(Stored records)
################
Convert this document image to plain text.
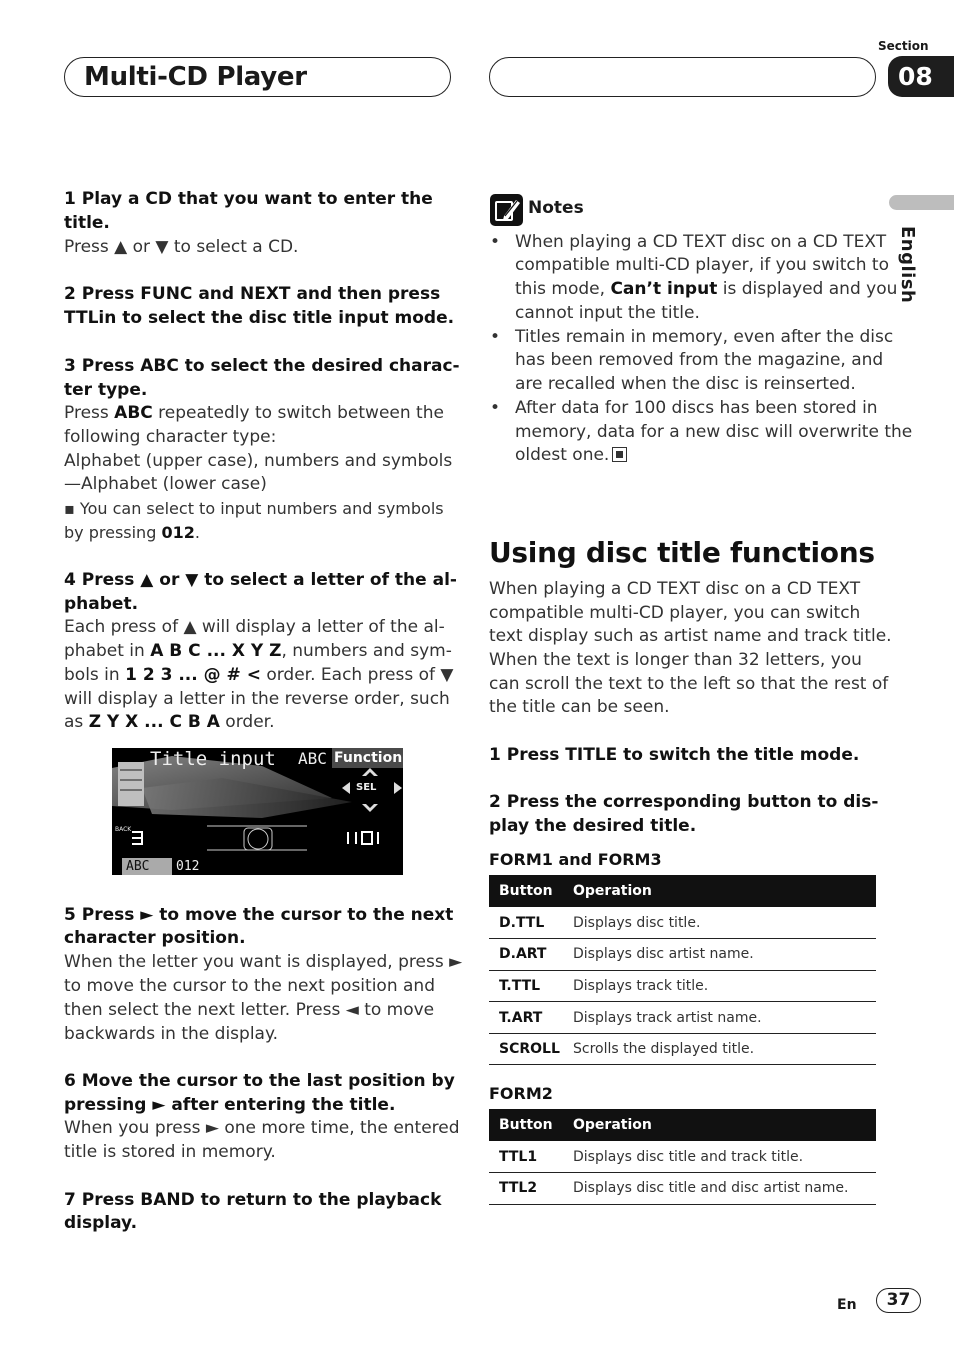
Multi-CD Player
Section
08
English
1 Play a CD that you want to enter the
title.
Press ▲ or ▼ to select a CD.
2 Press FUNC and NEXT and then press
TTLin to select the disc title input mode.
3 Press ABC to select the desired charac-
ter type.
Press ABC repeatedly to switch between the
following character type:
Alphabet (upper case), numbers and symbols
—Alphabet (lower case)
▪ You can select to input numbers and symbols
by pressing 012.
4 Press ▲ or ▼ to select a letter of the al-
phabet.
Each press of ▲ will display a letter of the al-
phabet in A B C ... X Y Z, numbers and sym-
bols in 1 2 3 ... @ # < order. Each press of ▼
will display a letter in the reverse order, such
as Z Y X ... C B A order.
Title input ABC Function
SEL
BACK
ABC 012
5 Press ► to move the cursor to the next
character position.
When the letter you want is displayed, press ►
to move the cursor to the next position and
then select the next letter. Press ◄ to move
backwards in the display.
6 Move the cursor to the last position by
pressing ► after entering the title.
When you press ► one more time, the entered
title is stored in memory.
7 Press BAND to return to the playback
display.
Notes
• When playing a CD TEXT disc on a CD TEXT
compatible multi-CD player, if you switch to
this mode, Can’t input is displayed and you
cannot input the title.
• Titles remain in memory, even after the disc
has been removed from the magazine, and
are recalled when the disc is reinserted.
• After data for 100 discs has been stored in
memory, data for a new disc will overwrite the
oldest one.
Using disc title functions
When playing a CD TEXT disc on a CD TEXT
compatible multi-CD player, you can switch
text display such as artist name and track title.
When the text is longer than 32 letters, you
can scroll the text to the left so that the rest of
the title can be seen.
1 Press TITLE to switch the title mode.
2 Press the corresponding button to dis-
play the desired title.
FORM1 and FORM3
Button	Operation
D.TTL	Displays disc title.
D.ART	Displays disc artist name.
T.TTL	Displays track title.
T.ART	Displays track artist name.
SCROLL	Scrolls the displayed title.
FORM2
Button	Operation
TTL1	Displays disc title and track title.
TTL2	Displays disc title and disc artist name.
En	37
################
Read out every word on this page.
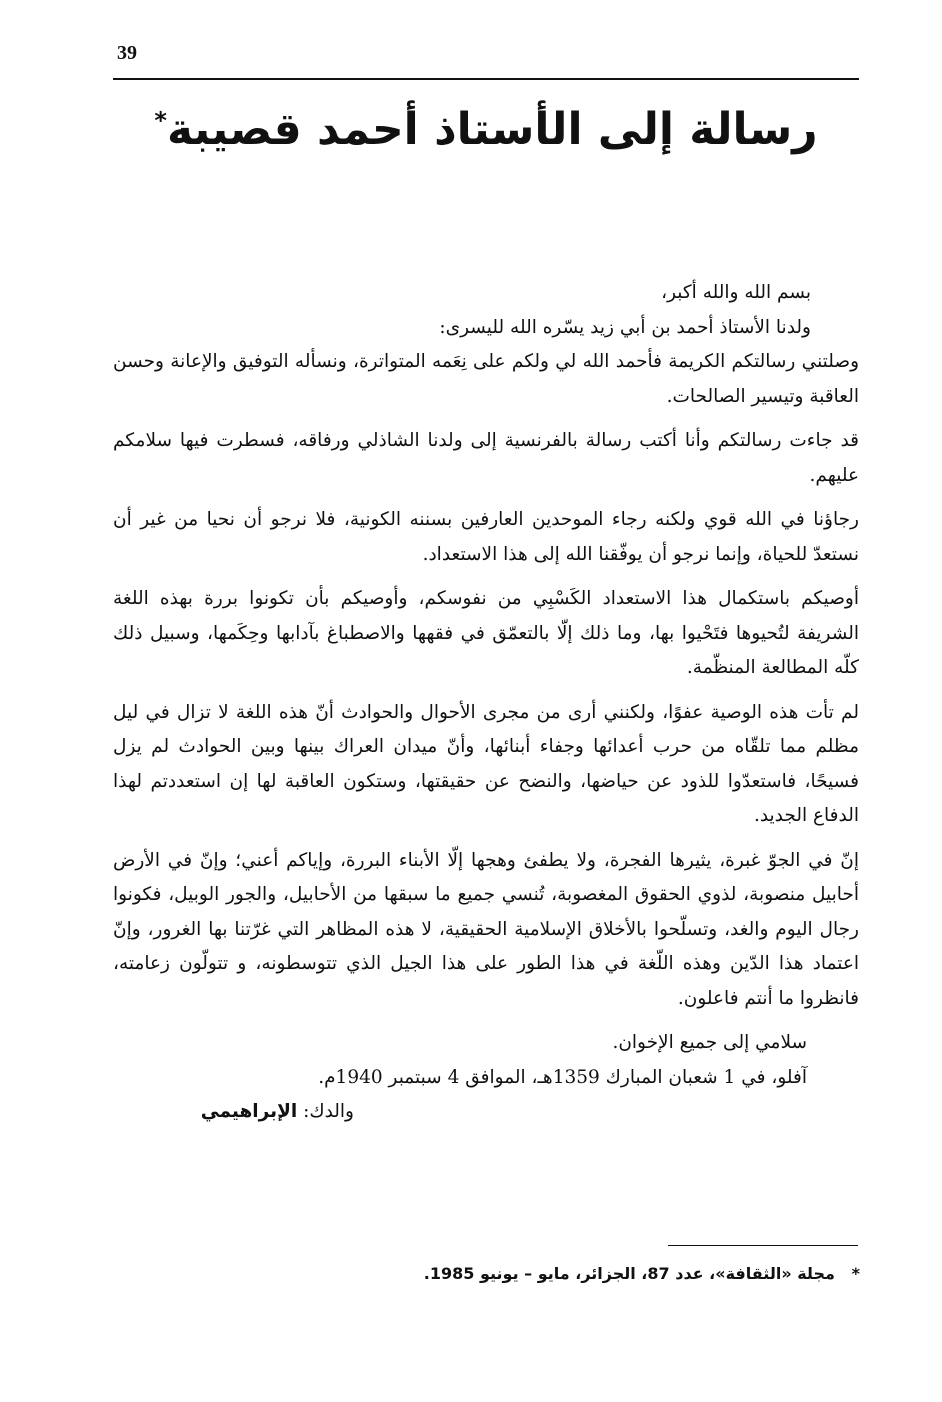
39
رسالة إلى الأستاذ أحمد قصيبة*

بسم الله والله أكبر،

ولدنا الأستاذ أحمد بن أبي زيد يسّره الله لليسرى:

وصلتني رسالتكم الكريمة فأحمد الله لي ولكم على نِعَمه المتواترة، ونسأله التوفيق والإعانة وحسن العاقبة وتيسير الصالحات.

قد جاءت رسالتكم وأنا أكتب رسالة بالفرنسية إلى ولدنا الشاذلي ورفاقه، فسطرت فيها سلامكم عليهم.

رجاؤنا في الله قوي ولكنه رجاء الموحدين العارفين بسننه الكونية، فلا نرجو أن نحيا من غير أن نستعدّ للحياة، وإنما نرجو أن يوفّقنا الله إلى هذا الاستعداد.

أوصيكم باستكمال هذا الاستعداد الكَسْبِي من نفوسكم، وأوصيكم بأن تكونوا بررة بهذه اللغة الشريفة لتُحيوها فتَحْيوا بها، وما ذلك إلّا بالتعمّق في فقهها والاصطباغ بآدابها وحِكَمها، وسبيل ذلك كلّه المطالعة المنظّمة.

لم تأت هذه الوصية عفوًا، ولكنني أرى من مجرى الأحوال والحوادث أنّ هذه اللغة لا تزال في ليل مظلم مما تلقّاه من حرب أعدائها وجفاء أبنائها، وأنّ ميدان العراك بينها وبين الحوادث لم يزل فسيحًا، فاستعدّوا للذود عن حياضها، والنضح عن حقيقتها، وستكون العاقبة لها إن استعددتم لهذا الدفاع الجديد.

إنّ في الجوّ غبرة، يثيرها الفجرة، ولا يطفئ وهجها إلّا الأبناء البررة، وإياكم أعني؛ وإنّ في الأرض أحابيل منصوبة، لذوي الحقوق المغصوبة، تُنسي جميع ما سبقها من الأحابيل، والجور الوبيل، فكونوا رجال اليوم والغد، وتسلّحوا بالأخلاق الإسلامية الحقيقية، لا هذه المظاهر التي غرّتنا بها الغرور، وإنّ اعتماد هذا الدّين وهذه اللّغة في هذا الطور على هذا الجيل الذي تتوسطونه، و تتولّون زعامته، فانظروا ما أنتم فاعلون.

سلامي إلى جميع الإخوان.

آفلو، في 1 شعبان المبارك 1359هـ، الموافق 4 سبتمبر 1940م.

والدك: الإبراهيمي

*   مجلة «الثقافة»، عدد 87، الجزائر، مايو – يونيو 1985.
################
Written instruction |
Select every line in the material above where the string "Alphabet" occurs, and copy it.

Exercise answer |
Alphabet (upper case), numbers and symbols
—Alphabet (lower case)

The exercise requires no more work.